— begin —

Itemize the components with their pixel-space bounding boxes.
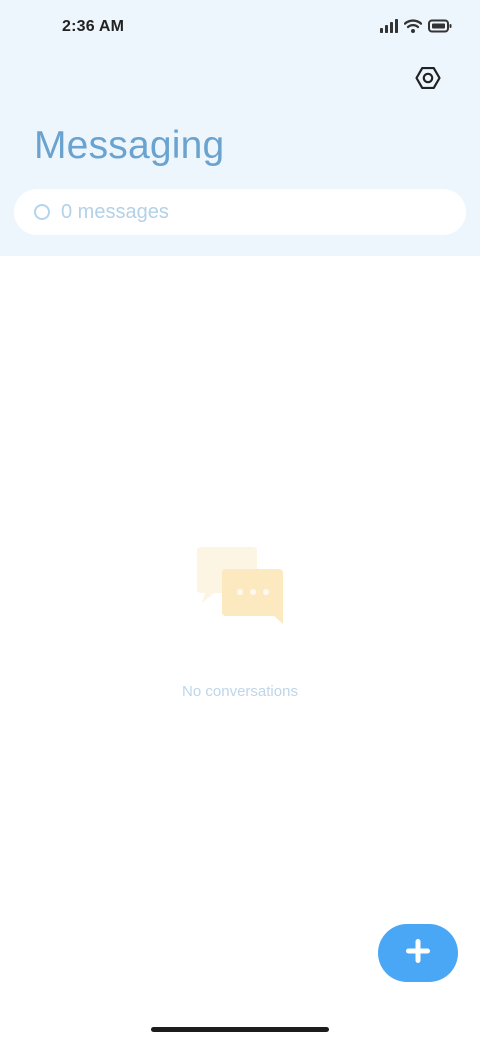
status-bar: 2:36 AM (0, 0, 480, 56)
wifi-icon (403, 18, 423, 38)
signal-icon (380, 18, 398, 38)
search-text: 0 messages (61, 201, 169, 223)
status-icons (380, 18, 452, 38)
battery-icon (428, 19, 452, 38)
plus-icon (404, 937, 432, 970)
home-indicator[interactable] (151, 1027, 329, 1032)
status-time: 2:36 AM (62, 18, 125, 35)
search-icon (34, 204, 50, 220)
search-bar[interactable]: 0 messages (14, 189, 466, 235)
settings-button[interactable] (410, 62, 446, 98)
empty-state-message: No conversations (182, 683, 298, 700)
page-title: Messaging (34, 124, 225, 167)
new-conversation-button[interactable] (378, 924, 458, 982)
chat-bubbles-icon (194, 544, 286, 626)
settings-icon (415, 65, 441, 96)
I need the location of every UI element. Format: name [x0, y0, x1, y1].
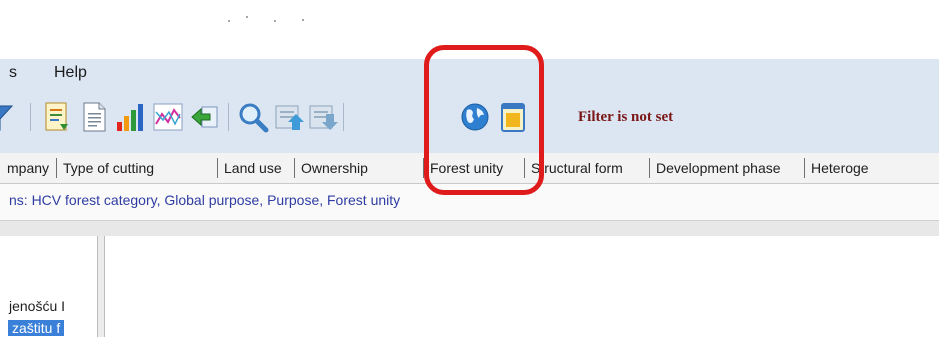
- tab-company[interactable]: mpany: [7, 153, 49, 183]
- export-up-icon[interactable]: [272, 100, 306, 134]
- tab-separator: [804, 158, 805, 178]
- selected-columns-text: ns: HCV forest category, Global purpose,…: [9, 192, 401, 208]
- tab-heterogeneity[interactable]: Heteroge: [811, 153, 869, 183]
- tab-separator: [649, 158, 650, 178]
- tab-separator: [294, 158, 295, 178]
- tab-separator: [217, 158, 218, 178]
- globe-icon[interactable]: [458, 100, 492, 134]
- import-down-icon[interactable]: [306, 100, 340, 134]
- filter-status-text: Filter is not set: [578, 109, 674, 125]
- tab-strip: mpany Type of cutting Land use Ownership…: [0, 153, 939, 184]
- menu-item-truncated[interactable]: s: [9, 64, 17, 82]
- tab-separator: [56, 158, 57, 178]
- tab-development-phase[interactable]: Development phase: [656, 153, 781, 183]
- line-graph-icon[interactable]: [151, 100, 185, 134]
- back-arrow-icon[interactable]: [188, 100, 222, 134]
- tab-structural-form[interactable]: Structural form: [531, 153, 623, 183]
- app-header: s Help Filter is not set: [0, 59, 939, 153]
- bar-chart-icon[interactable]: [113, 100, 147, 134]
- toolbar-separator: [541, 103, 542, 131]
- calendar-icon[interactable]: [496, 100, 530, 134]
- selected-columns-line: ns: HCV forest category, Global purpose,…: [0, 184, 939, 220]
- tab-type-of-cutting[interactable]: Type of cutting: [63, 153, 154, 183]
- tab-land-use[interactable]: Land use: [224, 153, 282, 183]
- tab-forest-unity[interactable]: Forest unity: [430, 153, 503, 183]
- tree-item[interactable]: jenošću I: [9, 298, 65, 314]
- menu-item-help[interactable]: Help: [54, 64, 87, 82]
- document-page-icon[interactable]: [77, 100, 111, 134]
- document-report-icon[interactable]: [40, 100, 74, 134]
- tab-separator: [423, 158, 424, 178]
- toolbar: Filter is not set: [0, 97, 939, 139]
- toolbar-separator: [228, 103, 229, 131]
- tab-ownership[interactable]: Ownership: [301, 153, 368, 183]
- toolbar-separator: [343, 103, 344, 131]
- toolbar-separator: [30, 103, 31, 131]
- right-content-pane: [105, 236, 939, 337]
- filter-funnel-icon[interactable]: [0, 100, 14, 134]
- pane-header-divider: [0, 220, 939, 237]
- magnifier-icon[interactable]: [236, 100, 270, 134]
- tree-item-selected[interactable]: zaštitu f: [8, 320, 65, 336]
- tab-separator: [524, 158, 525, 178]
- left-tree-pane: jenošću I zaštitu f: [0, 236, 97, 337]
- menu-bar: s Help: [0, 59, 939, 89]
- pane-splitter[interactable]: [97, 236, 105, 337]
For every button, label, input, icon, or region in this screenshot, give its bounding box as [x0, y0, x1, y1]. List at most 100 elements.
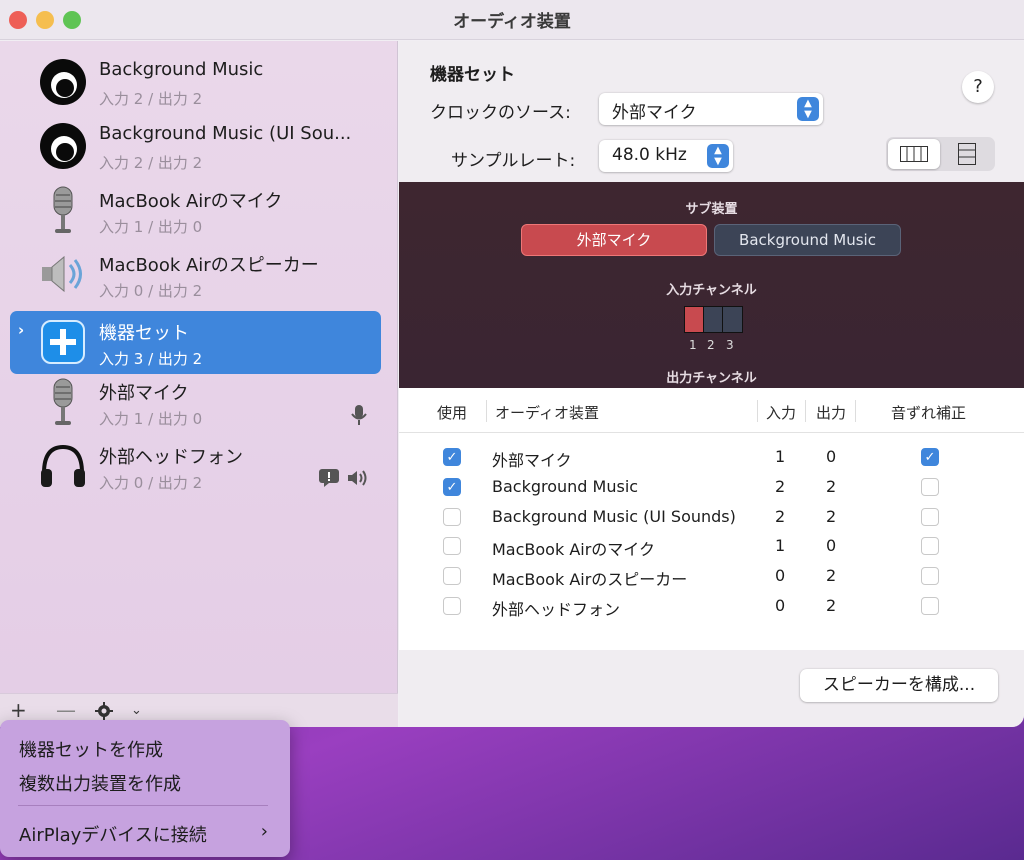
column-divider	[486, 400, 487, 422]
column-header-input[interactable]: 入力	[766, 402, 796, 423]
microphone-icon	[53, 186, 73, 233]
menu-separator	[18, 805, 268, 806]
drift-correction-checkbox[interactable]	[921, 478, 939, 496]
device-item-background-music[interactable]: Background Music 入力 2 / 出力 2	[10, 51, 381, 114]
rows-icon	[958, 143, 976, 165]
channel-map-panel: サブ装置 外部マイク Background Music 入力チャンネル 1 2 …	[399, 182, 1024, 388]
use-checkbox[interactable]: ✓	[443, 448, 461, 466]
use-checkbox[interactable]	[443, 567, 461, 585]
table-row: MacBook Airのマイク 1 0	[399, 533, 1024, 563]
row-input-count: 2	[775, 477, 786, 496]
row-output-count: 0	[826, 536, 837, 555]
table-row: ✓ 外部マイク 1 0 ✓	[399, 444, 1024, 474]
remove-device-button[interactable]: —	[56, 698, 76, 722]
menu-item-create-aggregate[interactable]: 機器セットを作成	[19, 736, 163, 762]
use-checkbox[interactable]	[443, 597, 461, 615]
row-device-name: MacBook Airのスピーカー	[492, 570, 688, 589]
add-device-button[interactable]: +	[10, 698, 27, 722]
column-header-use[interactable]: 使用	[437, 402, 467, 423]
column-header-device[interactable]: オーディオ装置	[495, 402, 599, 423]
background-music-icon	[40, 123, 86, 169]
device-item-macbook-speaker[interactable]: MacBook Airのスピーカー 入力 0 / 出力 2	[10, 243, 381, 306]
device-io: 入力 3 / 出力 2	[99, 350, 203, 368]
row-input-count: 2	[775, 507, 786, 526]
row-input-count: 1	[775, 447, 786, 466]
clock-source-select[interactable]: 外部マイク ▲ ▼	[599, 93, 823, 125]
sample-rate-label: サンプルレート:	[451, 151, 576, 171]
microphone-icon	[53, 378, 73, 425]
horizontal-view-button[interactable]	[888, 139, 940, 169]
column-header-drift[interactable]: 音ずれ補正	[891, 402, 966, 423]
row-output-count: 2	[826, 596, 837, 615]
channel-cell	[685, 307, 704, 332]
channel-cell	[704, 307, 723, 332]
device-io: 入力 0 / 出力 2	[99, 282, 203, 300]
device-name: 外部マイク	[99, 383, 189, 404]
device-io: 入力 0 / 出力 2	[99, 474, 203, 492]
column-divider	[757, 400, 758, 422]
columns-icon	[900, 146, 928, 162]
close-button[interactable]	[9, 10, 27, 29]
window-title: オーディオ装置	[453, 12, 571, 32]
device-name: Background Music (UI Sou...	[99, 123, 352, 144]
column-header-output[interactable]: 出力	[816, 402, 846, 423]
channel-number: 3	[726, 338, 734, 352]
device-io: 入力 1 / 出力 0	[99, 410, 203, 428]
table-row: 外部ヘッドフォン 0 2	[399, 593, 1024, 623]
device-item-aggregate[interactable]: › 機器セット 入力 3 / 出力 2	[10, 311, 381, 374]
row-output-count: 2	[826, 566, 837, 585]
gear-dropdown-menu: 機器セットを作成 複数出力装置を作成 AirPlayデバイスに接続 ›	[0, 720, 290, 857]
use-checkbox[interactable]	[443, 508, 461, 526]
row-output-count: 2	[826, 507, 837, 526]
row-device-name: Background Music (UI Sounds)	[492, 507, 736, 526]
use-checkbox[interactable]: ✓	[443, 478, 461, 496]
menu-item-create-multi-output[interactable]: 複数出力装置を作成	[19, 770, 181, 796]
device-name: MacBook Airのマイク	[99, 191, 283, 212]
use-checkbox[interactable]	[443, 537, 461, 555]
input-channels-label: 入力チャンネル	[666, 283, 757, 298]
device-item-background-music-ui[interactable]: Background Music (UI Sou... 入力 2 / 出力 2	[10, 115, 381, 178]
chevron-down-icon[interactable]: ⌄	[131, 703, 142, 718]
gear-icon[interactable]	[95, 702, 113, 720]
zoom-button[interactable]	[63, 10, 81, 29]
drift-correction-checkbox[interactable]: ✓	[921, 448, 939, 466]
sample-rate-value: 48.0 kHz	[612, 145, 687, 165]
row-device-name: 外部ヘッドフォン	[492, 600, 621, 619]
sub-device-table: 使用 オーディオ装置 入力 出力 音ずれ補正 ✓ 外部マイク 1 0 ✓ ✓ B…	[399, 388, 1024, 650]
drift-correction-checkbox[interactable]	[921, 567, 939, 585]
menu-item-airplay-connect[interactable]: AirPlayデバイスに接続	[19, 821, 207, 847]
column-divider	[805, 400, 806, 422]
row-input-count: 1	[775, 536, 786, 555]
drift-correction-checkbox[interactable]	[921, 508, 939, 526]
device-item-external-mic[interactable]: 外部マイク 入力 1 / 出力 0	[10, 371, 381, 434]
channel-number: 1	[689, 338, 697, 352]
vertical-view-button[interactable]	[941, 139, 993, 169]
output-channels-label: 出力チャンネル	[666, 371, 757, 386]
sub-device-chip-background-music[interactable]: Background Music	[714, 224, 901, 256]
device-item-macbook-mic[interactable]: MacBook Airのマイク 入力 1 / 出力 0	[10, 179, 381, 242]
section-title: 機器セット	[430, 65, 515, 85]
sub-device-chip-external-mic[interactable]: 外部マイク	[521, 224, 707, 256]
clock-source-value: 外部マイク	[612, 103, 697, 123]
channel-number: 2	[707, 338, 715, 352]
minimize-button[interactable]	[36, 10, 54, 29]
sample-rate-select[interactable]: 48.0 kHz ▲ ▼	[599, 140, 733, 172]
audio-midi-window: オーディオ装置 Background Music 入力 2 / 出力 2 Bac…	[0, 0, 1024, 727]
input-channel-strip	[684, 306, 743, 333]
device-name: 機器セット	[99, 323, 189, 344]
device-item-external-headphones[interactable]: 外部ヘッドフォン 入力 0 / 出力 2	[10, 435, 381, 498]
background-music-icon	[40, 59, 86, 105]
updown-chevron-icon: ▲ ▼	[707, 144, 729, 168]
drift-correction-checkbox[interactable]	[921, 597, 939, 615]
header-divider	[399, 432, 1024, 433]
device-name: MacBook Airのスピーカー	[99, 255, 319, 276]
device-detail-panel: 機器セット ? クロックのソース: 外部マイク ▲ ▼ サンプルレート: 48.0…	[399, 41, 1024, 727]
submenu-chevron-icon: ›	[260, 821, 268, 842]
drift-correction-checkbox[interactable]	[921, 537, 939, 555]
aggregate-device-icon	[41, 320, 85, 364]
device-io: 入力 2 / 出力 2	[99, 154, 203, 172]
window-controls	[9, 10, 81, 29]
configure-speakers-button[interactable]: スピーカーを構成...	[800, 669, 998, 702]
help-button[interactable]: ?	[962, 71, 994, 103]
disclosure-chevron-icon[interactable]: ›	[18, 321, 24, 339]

— end —

### Goal:
Copy out the data lines verbatim, from the line containing "400, 487, 422]" through the line containing "570, 688, 589]", with both of those lines included.

### Final result:
column-divider	[486, 400, 487, 422]
column-header-input[interactable]: 入力	[766, 402, 796, 423]
microphone-icon	[53, 186, 73, 233]
menu-separator	[18, 805, 268, 806]
drift-correction-checkbox[interactable]	[921, 478, 939, 496]
device-item-background-music[interactable]: Background Music 入力 2 / 出力 2	[10, 51, 381, 114]
rows-icon	[958, 143, 976, 165]
channel-map-panel: サブ装置 外部マイク Background Music 入力チャンネル 1 2 …	[399, 182, 1024, 388]
use-checkbox[interactable]: ✓	[443, 448, 461, 466]
use-checkbox[interactable]	[443, 567, 461, 585]
table-row: MacBook Airのマイク 1 0	[399, 533, 1024, 563]
row-input-count: 2	[775, 477, 786, 496]
row-output-count: 0	[826, 536, 837, 555]
table-row: ✓ 外部マイク 1 0 ✓	[399, 444, 1024, 474]
remove-device-button[interactable]: —	[56, 698, 76, 722]
menu-item-create-aggregate[interactable]: 機器セットを作成	[19, 736, 163, 762]
use-checkbox[interactable]	[443, 597, 461, 615]
row-device-name: MacBook Airのスピーカー	[492, 570, 688, 589]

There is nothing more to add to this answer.